** Start of RECORDS TO USE **

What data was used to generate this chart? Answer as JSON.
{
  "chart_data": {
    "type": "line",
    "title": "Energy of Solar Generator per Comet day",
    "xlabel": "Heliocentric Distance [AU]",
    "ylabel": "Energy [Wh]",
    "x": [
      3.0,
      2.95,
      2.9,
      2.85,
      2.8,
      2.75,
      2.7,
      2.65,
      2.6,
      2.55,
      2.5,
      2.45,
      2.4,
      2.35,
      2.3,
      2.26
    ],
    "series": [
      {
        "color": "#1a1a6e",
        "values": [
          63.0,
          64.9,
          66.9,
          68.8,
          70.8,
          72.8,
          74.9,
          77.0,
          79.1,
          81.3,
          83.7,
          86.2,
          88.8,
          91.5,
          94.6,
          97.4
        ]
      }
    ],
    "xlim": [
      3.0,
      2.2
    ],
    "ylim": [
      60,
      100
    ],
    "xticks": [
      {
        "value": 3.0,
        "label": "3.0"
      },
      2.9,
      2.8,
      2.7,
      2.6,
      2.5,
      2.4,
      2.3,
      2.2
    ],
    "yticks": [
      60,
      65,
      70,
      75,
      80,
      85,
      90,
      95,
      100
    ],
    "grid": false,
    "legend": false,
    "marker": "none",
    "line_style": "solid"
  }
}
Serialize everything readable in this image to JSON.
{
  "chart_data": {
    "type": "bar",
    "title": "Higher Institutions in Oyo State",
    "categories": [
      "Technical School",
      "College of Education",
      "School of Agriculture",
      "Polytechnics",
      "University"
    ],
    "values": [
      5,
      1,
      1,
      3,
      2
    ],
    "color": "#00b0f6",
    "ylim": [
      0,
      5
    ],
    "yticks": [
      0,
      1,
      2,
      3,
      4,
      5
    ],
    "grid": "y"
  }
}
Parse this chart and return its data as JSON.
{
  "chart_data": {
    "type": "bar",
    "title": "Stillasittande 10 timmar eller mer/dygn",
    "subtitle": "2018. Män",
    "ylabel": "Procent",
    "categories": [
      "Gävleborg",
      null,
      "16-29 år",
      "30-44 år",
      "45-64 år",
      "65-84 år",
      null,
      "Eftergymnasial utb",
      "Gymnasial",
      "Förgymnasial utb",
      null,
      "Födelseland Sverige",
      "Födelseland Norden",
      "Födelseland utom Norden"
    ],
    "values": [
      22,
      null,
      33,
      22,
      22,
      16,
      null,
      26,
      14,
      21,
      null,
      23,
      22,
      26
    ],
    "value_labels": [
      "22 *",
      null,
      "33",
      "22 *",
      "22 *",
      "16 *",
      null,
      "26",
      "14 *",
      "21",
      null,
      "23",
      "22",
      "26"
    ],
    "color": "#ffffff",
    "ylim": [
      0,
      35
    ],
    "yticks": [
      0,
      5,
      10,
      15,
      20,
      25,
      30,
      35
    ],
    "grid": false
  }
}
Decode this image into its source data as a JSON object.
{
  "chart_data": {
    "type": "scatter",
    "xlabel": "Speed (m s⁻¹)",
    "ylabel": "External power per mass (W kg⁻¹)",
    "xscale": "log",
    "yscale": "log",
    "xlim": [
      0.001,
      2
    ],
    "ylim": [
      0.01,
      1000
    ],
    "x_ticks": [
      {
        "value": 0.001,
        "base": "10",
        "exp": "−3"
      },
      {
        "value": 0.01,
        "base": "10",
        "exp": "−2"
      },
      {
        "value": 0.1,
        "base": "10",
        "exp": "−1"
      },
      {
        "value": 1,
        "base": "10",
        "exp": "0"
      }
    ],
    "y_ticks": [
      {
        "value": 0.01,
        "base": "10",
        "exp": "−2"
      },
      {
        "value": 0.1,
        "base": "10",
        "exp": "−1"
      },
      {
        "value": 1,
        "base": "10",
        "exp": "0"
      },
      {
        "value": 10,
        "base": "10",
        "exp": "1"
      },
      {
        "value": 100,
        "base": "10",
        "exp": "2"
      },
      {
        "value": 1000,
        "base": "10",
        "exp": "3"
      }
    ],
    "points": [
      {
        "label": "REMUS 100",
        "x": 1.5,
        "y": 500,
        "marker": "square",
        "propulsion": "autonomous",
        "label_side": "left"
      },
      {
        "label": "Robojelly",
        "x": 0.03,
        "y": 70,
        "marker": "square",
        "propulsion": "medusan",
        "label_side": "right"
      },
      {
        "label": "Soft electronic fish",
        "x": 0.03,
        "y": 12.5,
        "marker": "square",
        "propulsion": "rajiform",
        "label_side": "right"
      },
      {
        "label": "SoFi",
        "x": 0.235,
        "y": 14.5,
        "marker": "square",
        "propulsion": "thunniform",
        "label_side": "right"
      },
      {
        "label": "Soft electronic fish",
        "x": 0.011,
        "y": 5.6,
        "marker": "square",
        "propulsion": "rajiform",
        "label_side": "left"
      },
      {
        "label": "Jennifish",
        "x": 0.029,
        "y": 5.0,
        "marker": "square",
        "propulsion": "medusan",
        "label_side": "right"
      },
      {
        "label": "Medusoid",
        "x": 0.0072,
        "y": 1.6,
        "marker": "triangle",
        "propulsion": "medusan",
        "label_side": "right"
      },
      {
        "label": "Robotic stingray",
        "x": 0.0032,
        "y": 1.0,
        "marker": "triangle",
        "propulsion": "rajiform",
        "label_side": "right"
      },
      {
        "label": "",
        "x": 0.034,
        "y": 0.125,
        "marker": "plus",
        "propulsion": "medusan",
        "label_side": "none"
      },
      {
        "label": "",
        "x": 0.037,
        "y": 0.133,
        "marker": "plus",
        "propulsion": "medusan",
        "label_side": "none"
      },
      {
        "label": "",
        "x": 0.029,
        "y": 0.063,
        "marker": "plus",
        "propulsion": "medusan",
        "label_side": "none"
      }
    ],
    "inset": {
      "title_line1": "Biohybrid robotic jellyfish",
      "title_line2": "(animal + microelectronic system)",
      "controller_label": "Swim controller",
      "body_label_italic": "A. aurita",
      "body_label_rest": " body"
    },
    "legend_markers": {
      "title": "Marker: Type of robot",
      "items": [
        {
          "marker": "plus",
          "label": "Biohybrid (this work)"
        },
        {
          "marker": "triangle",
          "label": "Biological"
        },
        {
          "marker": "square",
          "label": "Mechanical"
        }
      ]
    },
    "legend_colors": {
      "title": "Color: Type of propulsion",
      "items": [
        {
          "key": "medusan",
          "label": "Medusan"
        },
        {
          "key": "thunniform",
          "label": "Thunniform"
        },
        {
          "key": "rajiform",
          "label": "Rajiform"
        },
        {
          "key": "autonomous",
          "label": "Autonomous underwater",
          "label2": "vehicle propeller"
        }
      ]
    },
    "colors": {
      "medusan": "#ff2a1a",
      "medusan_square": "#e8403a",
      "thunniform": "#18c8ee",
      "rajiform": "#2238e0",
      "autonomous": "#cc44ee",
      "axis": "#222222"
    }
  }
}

** End of RECORDS TO USE **

▶ EXERCISE PROMPT
Restate the listing above word for word.

▶ WORKED ANSWER
What data was used to generate this chart? Answer as JSON.
{
  "chart_data": {
    "type": "line",
    "title": "Energy of Solar Generator per Comet day",
    "xlabel": "Heliocentric Distance [AU]",
    "ylabel": "Energy [Wh]",
    "x": [
      3.0,
      2.95,
      2.9,
      2.85,
      2.8,
      2.75,
      2.7,
      2.65,
      2.6,
      2.55,
      2.5,
      2.45,
      2.4,
      2.35,
      2.3,
      2.26
    ],
    "series": [
      {
        "color": "#1a1a6e",
        "values": [
          63.0,
          64.9,
          66.9,
          68.8,
          70.8,
          72.8,
          74.9,
          77.0,
          79.1,
          81.3,
          83.7,
          86.2,
          88.8,
          91.5,
          94.6,
          97.4
        ]
      }
    ],
    "xlim": [
      3.0,
      2.2
    ],
    "ylim": [
      60,
      100
    ],
    "xticks": [
      {
        "value": 3.0,
        "label": "3.0"
      },
      2.9,
      2.8,
      2.7,
      2.6,
      2.5,
      2.4,
      2.3,
      2.2
    ],
    "yticks": [
      60,
      65,
      70,
      75,
      80,
      85,
      90,
      95,
      100
    ],
    "grid": false,
    "legend": false,
    "marker": "none",
    "line_style": "solid"
  }
}
Serialize everything readable in this image to JSON.
{
  "chart_data": {
    "type": "bar",
    "title": "Higher Institutions in Oyo State",
    "categories": [
      "Technical School",
      "College of Education",
      "School of Agriculture",
      "Polytechnics",
      "University"
    ],
    "values": [
      5,
      1,
      1,
      3,
      2
    ],
    "color": "#00b0f6",
    "ylim": [
      0,
      5
    ],
    "yticks": [
      0,
      1,
      2,
      3,
      4,
      5
    ],
    "grid": "y"
  }
}
Parse this chart and return its data as JSON.
{
  "chart_data": {
    "type": "bar",
    "title": "Stillasittande 10 timmar eller mer/dygn",
    "subtitle": "2018. Män",
    "ylabel": "Procent",
    "categories": [
      "Gävleborg",
      null,
      "16-29 år",
      "30-44 år",
      "45-64 år",
      "65-84 år",
      null,
      "Eftergymnasial utb",
      "Gymnasial",
      "Förgymnasial utb",
      null,
      "Födelseland Sverige",
      "Födelseland Norden",
      "Födelseland utom Norden"
    ],
    "values": [
      22,
      null,
      33,
      22,
      22,
      16,
      null,
      26,
      14,
      21,
      null,
      23,
      22,
      26
    ],
    "value_labels": [
      "22 *",
      null,
      "33",
      "22 *",
      "22 *",
      "16 *",
      null,
      "26",
      "14 *",
      "21",
      null,
      "23",
      "22",
      "26"
    ],
    "color": "#ffffff",
    "ylim": [
      0,
      35
    ],
    "yticks": [
      0,
      5,
      10,
      15,
      20,
      25,
      30,
      35
    ],
    "grid": false
  }
}
Decode this image into its source data as a JSON object.
{
  "chart_data": {
    "type": "scatter",
    "xlabel": "Speed (m s⁻¹)",
    "ylabel": "External power per mass (W kg⁻¹)",
    "xscale": "log",
    "yscale": "log",
    "xlim": [
      0.001,
      2
    ],
    "ylim": [
      0.01,
      1000
    ],
    "x_ticks": [
      {
        "value": 0.001,
        "base": "10",
        "exp": "−3"
      },
      {
        "value": 0.01,
        "base": "10",
        "exp": "−2"
      },
      {
        "value": 0.1,
        "base": "10",
        "exp": "−1"
      },
      {
        "value": 1,
        "base": "10",
        "exp": "0"
      }
    ],
    "y_ticks": [
      {
        "value": 0.01,
        "base": "10",
        "exp": "−2"
      },
      {
        "value": 0.1,
        "base": "10",
        "exp": "−1"
      },
      {
        "value": 1,
        "base": "10",
        "exp": "0"
      },
      {
        "value": 10,
        "base": "10",
        "exp": "1"
      },
      {
        "value": 100,
        "base": "10",
        "exp": "2"
      },
      {
        "value": 1000,
        "base": "10",
        "exp": "3"
      }
    ],
    "points": [
      {
        "label": "REMUS 100",
        "x": 1.5,
        "y": 500,
        "marker": "square",
        "propulsion": "autonomous",
        "label_side": "left"
      },
      {
        "label": "Robojelly",
        "x": 0.03,
        "y": 70,
        "marker": "square",
        "propulsion": "medusan",
        "label_side": "right"
      },
      {
        "label": "Soft electronic fish",
        "x": 0.03,
        "y": 12.5,
        "marker": "square",
        "propulsion": "rajiform",
        "label_side": "right"
      },
      {
        "label": "SoFi",
        "x": 0.235,
        "y": 14.5,
        "marker": "square",
        "propulsion": "thunniform",
        "label_side": "right"
      },
      {
        "label": "Soft electronic fish",
        "x": 0.011,
        "y": 5.6,
        "marker": "square",
        "propulsion": "rajiform",
        "label_side": "left"
      },
      {
        "label": "Jennifish",
        "x": 0.029,
        "y": 5.0,
        "marker": "square",
        "propulsion": "medusan",
        "label_side": "right"
      },
      {
        "label": "Medusoid",
        "x": 0.0072,
        "y": 1.6,
        "marker": "triangle",
        "propulsion": "medusan",
        "label_side": "right"
      },
      {
        "label": "Robotic stingray",
        "x": 0.0032,
        "y": 1.0,
        "marker": "triangle",
        "propulsion": "rajiform",
        "label_side": "right"
      },
      {
        "label": "",
        "x": 0.034,
        "y": 0.125,
        "marker": "plus",
        "propulsion": "medusan",
        "label_side": "none"
      },
      {
        "label": "",
        "x": 0.037,
        "y": 0.133,
        "marker": "plus",
        "propulsion": "medusan",
        "label_side": "none"
      },
      {
        "label": "",
        "x": 0.029,
        "y": 0.063,
        "marker": "plus",
        "propulsion": "medusan",
        "label_side": "none"
      }
    ],
    "inset": {
      "title_line1": "Biohybrid robotic jellyfish",
      "title_line2": "(animal + microelectronic system)",
      "controller_label": "Swim controller",
      "body_label_italic": "A. aurita",
      "body_label_rest": " body"
    },
    "legend_markers": {
      "title": "Marker: Type of robot",
      "items": [
        {
          "marker": "plus",
          "label": "Biohybrid (this work)"
        },
        {
          "marker": "triangle",
          "label": "Biological"
        },
        {
          "marker": "square",
          "label": "Mechanical"
        }
      ]
    },
    "legend_colors": {
      "title": "Color: Type of propulsion",
      "items": [
        {
          "key": "medusan",
          "label": "Medusan"
        },
        {
          "key": "thunniform",
          "label": "Thunniform"
        },
        {
          "key": "rajiform",
          "label": "Rajiform"
        },
        {
          "key": "autonomous",
          "label": "Autonomous underwater",
          "label2": "vehicle propeller"
        }
      ]
    },
    "colors": {
      "medusan": "#ff2a1a",
      "medusan_square": "#e8403a",
      "thunniform": "#18c8ee",
      "rajiform": "#2238e0",
      "autonomous": "#cc44ee",
      "axis": "#222222"
    }
  }
}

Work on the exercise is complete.